____ TASK MATERIAL

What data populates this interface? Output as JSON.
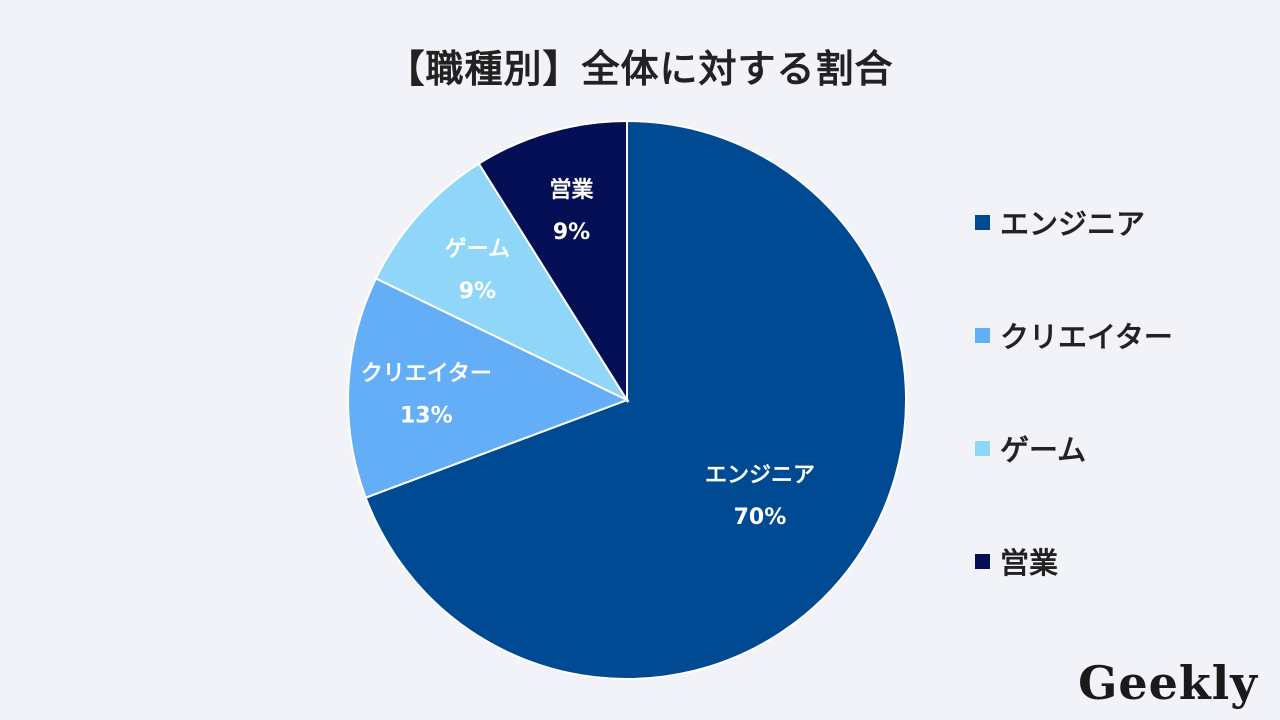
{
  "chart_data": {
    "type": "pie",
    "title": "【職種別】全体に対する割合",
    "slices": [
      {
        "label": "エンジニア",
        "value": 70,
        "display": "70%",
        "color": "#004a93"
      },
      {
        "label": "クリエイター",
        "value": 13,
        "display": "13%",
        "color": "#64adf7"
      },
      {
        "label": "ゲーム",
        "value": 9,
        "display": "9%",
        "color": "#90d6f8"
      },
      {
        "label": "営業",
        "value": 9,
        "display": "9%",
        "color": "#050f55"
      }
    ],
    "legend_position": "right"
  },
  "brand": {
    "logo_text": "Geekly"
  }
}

________
____ TASK MATERIAL

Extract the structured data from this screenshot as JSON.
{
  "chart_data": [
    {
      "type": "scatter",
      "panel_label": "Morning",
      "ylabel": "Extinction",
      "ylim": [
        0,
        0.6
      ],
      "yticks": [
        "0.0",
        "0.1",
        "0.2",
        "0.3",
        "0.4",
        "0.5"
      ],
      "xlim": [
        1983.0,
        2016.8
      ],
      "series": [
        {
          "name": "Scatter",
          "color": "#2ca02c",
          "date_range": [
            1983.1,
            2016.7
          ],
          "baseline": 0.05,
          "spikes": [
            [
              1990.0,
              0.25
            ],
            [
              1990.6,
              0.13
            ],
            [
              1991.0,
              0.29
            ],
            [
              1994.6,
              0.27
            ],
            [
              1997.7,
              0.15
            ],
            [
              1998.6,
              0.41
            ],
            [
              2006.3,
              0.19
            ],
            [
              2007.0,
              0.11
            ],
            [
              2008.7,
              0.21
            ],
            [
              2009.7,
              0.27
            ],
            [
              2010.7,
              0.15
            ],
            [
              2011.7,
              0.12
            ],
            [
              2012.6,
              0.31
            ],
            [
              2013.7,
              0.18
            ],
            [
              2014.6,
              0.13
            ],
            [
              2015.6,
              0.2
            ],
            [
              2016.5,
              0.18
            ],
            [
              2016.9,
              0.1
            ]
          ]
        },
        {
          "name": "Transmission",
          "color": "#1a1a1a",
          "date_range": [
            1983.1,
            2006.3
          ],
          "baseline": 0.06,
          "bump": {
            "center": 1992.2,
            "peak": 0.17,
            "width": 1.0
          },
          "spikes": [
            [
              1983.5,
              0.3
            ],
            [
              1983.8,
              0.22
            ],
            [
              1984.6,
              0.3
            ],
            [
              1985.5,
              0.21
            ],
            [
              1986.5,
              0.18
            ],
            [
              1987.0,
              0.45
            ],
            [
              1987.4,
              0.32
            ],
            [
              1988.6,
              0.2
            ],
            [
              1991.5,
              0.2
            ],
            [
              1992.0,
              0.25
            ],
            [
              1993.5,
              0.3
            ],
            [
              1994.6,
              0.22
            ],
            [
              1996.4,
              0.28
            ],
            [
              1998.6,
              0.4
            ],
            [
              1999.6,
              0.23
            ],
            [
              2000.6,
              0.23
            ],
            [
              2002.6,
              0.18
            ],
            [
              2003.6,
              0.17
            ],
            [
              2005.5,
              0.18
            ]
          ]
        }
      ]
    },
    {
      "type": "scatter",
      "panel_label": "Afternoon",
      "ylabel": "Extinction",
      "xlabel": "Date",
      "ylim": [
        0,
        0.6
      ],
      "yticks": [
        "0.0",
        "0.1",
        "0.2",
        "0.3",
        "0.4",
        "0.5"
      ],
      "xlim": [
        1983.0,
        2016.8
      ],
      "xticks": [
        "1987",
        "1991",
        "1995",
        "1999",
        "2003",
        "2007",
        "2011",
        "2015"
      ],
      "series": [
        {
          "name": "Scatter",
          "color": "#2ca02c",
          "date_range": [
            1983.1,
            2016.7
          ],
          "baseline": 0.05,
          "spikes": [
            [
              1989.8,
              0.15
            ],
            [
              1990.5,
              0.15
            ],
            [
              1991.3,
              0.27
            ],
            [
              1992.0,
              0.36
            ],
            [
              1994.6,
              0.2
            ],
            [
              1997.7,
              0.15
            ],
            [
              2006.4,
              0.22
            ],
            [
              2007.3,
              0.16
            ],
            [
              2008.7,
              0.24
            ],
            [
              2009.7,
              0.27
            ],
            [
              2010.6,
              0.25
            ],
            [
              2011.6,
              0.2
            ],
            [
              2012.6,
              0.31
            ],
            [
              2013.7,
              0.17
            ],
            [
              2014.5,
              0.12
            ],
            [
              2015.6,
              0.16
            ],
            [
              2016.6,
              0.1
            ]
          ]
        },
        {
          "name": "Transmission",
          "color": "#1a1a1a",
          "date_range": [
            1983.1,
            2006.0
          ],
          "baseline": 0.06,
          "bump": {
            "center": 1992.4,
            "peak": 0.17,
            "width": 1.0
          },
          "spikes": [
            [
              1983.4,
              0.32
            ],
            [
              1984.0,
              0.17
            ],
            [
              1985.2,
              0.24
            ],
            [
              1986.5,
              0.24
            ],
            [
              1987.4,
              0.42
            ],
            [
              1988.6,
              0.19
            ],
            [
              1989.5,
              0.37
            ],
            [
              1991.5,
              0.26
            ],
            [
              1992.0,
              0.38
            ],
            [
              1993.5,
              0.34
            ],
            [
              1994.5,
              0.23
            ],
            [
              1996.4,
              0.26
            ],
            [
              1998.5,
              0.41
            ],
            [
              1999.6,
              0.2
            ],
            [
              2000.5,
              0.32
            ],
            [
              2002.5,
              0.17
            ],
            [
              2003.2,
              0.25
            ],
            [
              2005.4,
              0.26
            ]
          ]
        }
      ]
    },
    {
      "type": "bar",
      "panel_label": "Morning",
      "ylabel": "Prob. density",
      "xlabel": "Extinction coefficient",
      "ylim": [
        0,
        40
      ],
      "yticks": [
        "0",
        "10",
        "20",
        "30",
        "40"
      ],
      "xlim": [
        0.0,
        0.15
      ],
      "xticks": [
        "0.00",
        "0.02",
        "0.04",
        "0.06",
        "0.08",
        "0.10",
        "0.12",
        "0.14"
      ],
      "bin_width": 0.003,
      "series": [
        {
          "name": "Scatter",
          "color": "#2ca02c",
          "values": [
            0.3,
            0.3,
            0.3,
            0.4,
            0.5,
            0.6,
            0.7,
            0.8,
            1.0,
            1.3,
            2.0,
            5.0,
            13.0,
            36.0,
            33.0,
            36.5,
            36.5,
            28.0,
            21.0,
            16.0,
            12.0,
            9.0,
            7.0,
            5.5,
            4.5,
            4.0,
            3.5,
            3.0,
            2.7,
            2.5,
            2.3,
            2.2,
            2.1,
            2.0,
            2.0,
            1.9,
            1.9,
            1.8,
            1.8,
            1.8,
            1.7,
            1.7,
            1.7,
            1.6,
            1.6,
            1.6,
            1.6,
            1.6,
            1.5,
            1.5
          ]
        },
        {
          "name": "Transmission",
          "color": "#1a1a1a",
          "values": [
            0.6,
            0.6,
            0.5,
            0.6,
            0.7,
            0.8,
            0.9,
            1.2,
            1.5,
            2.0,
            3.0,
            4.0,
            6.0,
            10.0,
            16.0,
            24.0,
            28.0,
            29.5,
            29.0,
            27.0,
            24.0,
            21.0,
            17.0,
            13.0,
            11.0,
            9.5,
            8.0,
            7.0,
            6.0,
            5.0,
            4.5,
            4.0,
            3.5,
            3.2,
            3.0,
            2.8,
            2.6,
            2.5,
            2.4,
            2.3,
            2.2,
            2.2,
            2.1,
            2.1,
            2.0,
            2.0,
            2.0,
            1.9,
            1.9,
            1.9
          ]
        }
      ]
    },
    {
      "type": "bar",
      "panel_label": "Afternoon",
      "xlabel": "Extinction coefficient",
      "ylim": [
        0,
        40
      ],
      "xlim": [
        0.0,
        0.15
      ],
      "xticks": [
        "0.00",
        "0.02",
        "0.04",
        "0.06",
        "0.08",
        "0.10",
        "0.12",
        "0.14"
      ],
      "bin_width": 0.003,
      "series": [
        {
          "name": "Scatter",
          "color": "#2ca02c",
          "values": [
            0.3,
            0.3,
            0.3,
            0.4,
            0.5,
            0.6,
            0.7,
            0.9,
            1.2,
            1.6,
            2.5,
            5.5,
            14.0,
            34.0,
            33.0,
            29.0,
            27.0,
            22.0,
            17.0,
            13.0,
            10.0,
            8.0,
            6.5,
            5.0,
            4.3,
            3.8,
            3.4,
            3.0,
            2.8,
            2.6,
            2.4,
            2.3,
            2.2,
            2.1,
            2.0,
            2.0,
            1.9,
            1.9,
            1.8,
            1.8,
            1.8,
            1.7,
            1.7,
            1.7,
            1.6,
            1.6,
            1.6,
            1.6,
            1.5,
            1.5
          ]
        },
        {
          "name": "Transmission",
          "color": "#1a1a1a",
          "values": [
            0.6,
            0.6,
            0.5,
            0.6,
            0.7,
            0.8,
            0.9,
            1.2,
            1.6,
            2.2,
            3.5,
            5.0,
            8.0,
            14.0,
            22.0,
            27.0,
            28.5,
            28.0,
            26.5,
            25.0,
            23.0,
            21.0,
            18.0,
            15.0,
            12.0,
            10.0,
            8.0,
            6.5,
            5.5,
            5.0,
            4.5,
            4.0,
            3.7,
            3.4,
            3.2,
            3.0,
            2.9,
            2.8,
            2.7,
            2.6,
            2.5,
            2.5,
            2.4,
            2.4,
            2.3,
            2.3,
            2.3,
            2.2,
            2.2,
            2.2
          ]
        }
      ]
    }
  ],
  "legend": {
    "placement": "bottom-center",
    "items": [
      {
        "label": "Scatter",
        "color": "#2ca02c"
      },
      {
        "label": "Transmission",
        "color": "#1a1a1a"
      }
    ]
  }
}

________

# [SHORT EXERCISE]
Write out every line of the data that holds the word "JSON".

# [FINISHED EXERCISE]
What data populates this interface? Output as JSON.
Extract the structured data from this screenshot as JSON.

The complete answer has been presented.